→ Aim of the exercise: Find the word "sera" in the listing; pull out each line holding it.
——
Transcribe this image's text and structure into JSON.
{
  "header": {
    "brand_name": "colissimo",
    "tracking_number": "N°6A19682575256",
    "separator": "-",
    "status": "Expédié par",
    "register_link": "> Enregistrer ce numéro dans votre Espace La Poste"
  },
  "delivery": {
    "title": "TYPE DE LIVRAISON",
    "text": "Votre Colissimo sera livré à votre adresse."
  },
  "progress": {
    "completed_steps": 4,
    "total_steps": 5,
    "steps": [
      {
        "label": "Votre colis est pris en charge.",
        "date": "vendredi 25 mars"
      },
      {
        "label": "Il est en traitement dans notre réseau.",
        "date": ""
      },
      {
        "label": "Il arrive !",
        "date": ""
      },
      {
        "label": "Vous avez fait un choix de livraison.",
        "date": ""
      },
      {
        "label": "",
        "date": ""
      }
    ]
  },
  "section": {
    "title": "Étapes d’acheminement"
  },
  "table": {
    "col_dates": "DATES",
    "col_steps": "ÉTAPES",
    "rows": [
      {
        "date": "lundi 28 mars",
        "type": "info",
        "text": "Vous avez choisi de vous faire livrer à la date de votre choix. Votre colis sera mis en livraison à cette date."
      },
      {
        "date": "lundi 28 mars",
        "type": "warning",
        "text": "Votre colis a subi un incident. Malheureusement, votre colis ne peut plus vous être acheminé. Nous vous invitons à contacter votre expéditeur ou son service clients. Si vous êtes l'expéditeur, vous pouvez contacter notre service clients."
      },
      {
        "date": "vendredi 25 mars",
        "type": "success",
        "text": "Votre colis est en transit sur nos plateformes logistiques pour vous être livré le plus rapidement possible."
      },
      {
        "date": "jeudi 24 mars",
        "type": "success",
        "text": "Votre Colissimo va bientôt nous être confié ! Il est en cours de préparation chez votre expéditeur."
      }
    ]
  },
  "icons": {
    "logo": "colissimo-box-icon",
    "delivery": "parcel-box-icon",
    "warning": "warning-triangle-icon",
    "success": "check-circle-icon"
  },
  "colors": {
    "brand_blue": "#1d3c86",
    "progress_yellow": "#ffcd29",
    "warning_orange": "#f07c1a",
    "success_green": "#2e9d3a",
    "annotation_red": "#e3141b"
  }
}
——
→ Response:
    "text": "Votre Colissimo sera livré à votre adresse."
        "text": "Vous avez choisi de vous faire livrer à la date de votre choix. Votre colis sera mis en livraison à cette date."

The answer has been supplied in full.